■ What is asked: Reproduce each line of the listing exactly.

** Begin Data for the task **

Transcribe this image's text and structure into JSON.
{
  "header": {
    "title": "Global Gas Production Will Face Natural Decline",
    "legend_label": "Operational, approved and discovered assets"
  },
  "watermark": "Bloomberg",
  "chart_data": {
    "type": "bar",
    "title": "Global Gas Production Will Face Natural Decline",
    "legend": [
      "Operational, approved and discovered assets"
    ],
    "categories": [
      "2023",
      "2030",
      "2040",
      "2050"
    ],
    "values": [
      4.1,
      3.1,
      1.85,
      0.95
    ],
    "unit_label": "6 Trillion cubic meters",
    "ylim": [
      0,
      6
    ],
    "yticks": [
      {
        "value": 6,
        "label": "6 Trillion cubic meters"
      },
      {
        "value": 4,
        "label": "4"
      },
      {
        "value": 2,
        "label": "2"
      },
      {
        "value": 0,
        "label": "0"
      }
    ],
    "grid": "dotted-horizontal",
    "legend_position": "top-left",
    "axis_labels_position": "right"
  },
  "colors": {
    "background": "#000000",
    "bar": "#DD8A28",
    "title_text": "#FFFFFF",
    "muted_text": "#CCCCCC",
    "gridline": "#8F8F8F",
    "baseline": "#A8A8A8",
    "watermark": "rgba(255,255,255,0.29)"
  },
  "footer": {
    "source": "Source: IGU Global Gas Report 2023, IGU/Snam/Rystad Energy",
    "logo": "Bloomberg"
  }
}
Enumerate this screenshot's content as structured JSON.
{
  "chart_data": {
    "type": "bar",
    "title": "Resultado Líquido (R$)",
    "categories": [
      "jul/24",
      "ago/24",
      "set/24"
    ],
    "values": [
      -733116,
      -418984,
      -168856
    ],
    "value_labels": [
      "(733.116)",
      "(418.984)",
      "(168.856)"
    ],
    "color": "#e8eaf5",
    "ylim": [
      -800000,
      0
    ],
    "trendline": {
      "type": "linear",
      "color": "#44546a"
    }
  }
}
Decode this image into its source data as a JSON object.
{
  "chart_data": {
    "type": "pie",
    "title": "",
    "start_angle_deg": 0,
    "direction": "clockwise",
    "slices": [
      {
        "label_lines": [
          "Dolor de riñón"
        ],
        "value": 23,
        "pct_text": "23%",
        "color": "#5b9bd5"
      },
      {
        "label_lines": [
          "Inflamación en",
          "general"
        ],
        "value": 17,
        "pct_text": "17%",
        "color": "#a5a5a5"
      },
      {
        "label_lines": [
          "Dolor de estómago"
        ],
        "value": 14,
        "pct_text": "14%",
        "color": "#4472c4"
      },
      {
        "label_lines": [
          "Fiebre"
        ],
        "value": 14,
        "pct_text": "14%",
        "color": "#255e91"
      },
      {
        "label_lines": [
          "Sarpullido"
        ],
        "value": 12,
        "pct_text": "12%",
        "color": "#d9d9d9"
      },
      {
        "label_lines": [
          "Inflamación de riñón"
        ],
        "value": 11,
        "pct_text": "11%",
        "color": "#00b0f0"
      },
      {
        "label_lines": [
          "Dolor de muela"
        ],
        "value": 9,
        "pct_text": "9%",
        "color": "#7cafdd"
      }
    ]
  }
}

** End Data for the task **

■ Solution for this exercise:
Transcribe this image's text and structure into JSON.
{
  "header": {
    "title": "Global Gas Production Will Face Natural Decline",
    "legend_label": "Operational, approved and discovered assets"
  },
  "watermark": "Bloomberg",
  "chart_data": {
    "type": "bar",
    "title": "Global Gas Production Will Face Natural Decline",
    "legend": [
      "Operational, approved and discovered assets"
    ],
    "categories": [
      "2023",
      "2030",
      "2040",
      "2050"
    ],
    "values": [
      4.1,
      3.1,
      1.85,
      0.95
    ],
    "unit_label": "6 Trillion cubic meters",
    "ylim": [
      0,
      6
    ],
    "yticks": [
      {
        "value": 6,
        "label": "6 Trillion cubic meters"
      },
      {
        "value": 4,
        "label": "4"
      },
      {
        "value": 2,
        "label": "2"
      },
      {
        "value": 0,
        "label": "0"
      }
    ],
    "grid": "dotted-horizontal",
    "legend_position": "top-left",
    "axis_labels_position": "right"
  },
  "colors": {
    "background": "#000000",
    "bar": "#DD8A28",
    "title_text": "#FFFFFF",
    "muted_text": "#CCCCCC",
    "gridline": "#8F8F8F",
    "baseline": "#A8A8A8",
    "watermark": "rgba(255,255,255,0.29)"
  },
  "footer": {
    "source": "Source: IGU Global Gas Report 2023, IGU/Snam/Rystad Energy",
    "logo": "Bloomberg"
  }
}
Enumerate this screenshot's content as structured JSON.
{
  "chart_data": {
    "type": "bar",
    "title": "Resultado Líquido (R$)",
    "categories": [
      "jul/24",
      "ago/24",
      "set/24"
    ],
    "values": [
      -733116,
      -418984,
      -168856
    ],
    "value_labels": [
      "(733.116)",
      "(418.984)",
      "(168.856)"
    ],
    "color": "#e8eaf5",
    "ylim": [
      -800000,
      0
    ],
    "trendline": {
      "type": "linear",
      "color": "#44546a"
    }
  }
}
Decode this image into its source data as a JSON object.
{
  "chart_data": {
    "type": "pie",
    "title": "",
    "start_angle_deg": 0,
    "direction": "clockwise",
    "slices": [
      {
        "label_lines": [
          "Dolor de riñón"
        ],
        "value": 23,
        "pct_text": "23%",
        "color": "#5b9bd5"
      },
      {
        "label_lines": [
          "Inflamación en",
          "general"
        ],
        "value": 17,
        "pct_text": "17%",
        "color": "#a5a5a5"
      },
      {
        "label_lines": [
          "Dolor de estómago"
        ],
        "value": 14,
        "pct_text": "14%",
        "color": "#4472c4"
      },
      {
        "label_lines": [
          "Fiebre"
        ],
        "value": 14,
        "pct_text": "14%",
        "color": "#255e91"
      },
      {
        "label_lines": [
          "Sarpullido"
        ],
        "value": 12,
        "pct_text": "12%",
        "color": "#d9d9d9"
      },
      {
        "label_lines": [
          "Inflamación de riñón"
        ],
        "value": 11,
        "pct_text": "11%",
        "color": "#00b0f0"
      },
      {
        "label_lines": [
          "Dolor de muela"
        ],
        "value": 9,
        "pct_text": "9%",
        "color": "#7cafdd"
      }
    ]
  }
}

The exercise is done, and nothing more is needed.